Begin Records shown

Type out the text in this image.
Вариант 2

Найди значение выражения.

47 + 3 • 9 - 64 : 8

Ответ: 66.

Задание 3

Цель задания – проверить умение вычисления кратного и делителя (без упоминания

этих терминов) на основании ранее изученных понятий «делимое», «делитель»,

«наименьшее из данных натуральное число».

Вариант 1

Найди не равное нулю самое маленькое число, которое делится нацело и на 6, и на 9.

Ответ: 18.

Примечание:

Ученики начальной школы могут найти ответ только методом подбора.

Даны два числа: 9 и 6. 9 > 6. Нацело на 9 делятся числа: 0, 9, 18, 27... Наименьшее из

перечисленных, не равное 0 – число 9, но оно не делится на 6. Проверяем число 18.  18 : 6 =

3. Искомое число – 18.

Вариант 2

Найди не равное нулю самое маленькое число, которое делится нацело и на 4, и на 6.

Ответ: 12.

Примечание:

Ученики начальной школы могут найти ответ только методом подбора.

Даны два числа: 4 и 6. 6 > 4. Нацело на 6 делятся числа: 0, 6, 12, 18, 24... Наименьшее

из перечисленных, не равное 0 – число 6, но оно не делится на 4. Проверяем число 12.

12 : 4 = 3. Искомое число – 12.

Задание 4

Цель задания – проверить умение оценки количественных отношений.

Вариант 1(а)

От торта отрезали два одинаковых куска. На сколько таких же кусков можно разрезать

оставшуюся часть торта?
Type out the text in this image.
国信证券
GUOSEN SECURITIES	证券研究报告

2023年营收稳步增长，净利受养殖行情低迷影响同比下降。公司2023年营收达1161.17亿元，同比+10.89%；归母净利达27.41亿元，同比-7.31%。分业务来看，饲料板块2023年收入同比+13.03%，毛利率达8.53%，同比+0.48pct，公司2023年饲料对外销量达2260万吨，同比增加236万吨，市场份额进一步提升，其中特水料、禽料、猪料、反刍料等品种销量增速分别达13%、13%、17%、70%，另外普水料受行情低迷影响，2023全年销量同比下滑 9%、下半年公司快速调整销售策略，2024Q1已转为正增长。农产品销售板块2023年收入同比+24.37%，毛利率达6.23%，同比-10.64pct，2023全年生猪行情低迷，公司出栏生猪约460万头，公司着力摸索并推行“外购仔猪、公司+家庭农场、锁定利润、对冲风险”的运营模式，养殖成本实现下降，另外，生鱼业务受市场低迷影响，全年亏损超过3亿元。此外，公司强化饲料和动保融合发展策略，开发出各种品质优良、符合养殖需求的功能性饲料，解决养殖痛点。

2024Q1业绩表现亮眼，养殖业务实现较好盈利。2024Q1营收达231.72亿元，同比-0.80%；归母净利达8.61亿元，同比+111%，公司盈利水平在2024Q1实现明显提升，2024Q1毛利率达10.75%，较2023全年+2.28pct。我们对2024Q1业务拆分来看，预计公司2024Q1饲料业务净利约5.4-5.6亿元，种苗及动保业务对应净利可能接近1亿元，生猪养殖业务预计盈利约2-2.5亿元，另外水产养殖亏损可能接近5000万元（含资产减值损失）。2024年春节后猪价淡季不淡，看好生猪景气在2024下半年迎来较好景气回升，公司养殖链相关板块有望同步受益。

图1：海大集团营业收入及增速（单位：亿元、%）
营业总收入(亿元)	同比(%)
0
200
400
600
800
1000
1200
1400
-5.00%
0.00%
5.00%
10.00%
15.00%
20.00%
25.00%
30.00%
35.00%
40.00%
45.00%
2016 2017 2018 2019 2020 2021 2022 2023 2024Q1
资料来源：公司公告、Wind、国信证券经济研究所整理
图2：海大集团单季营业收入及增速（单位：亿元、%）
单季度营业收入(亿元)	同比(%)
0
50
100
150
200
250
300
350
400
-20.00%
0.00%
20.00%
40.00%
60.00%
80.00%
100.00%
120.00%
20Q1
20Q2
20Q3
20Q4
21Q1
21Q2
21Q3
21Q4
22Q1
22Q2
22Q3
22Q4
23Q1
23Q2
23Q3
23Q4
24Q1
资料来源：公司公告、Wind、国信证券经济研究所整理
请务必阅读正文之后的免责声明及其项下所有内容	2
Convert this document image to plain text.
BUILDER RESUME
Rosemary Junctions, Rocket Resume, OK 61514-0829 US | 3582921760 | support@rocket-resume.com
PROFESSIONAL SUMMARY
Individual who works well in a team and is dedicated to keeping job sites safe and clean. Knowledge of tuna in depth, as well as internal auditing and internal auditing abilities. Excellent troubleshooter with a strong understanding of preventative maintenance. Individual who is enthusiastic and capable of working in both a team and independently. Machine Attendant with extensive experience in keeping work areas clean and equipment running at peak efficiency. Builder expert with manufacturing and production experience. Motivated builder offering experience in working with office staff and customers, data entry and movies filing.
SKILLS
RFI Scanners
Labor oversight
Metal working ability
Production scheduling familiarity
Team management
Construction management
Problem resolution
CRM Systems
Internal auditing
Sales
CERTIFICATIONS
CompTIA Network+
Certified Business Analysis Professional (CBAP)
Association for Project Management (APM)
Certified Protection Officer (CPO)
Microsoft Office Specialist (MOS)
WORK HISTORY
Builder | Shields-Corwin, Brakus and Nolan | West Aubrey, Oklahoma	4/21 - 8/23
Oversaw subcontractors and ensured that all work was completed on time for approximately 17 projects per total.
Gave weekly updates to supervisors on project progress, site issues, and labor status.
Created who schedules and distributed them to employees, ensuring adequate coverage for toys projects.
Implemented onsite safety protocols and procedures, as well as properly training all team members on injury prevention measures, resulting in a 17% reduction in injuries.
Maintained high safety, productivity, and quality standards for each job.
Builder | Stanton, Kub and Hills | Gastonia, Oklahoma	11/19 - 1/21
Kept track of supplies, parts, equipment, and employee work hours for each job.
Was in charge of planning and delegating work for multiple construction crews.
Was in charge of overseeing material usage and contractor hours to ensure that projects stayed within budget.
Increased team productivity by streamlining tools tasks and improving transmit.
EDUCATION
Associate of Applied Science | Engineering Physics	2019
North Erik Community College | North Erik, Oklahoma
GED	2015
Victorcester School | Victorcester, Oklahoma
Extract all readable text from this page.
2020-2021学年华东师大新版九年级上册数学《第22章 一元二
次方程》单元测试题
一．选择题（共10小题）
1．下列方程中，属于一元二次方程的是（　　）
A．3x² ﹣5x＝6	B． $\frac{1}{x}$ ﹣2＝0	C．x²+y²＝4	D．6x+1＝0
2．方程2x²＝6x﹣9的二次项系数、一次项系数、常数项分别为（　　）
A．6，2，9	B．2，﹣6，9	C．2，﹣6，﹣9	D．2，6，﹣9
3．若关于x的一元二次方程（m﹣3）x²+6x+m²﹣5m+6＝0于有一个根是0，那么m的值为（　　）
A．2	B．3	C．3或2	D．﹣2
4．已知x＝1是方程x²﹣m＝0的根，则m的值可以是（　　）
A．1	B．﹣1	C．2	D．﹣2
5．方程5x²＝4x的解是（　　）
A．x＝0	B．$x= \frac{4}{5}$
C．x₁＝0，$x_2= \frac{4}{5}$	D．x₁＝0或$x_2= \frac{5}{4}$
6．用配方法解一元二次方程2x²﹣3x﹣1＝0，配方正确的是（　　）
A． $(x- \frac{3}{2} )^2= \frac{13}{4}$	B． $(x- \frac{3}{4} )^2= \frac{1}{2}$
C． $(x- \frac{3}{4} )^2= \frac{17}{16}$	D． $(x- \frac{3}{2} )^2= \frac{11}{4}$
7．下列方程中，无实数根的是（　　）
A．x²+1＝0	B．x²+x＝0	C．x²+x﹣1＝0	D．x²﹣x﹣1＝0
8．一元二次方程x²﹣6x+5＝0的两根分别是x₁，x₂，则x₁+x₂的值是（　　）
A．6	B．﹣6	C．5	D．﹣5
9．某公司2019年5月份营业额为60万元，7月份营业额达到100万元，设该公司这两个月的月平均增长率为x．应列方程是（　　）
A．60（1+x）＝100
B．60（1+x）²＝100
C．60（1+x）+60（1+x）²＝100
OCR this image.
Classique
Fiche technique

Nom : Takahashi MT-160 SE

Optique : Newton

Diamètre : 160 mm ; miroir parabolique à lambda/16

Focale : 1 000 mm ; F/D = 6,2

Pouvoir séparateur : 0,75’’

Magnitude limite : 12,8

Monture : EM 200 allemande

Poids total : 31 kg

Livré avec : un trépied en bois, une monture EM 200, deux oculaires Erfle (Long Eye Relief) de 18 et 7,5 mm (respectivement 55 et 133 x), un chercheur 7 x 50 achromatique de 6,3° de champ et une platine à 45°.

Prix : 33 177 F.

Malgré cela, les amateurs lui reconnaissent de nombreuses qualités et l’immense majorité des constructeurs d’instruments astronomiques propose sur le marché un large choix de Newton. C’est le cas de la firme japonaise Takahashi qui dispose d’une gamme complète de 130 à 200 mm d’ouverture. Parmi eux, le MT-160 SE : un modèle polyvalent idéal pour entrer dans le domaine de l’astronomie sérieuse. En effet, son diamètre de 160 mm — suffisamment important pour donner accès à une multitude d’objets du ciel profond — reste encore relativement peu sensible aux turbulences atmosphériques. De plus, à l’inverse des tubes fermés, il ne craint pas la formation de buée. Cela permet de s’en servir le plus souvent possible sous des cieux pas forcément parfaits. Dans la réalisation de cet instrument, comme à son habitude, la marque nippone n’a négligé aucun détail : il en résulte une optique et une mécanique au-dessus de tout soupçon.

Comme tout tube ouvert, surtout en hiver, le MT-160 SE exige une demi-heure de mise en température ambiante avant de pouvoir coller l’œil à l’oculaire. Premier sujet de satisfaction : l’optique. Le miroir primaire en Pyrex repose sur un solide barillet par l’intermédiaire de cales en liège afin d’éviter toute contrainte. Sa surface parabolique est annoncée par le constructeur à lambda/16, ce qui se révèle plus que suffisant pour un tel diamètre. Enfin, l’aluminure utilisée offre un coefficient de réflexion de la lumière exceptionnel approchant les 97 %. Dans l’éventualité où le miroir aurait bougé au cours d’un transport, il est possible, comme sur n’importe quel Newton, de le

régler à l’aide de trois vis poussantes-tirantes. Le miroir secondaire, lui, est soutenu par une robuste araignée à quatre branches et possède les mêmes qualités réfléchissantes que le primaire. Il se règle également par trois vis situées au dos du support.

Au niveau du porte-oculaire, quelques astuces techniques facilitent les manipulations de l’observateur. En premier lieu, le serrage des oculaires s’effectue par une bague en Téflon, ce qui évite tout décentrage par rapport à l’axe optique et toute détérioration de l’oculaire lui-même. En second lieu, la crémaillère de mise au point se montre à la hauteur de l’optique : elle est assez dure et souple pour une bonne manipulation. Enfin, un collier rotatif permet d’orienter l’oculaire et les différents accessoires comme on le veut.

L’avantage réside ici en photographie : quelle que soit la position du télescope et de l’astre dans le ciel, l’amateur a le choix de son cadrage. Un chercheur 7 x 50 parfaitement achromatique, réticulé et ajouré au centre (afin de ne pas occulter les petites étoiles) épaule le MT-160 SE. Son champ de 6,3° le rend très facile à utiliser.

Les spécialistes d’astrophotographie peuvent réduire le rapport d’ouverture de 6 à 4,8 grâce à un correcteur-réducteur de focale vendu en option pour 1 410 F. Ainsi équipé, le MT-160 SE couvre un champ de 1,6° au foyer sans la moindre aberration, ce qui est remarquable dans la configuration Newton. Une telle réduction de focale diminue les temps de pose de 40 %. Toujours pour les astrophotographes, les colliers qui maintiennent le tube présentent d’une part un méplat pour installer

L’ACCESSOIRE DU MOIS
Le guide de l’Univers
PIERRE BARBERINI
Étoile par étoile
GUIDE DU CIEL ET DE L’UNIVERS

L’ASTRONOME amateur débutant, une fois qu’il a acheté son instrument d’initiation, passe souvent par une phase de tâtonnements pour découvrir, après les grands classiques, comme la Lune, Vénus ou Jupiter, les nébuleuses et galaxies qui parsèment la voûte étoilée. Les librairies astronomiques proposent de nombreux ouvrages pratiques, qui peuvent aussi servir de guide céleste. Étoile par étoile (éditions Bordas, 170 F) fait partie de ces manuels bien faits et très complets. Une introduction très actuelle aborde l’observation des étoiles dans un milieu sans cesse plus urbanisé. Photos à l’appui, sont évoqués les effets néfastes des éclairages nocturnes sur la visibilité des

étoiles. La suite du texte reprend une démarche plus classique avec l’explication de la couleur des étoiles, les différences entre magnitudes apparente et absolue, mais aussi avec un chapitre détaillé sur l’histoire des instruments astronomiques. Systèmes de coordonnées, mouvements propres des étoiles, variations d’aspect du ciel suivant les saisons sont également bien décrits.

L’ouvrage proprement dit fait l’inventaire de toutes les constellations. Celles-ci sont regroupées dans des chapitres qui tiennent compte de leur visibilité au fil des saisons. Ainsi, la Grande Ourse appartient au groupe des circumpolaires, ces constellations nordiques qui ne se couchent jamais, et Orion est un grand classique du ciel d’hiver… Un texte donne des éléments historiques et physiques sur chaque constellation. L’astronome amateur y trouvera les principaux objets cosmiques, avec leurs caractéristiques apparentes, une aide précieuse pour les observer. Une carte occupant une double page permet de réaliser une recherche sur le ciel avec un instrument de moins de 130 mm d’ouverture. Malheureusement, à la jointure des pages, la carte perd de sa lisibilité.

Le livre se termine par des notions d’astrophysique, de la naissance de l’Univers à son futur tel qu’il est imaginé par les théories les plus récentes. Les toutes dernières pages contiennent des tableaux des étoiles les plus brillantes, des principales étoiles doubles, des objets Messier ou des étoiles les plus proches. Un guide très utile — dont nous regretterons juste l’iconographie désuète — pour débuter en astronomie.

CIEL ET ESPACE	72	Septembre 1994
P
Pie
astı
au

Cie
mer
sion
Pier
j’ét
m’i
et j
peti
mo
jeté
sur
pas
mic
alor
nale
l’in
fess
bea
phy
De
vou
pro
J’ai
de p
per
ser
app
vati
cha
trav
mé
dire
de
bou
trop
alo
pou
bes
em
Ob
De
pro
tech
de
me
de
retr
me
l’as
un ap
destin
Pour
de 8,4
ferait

End Records shown

Search the entries for the word "achromatique" and gather every line where it appears.

Livré avec : un trépied en bois, une monture EM 200, deux oculaires Erfle (Long Eye Relief) de 18 et 7,5 mm (respectivement 55 et 133 x), un chercheur 7 x 50 achromatique de 6,3° de champ et une platine à 45°.
L’avantage réside ici en photographie : quelle que soit la position du télescope et de l’astre dans le ciel, l’amateur a le choix de son cadrage. Un chercheur 7 x 50 parfaitement achromatique, réticulé et ajouré au centre (afin de ne pas occulter les petites étoiles) épaule le MT-160 SE. Son champ de 6,3° le rend très facile à utiliser.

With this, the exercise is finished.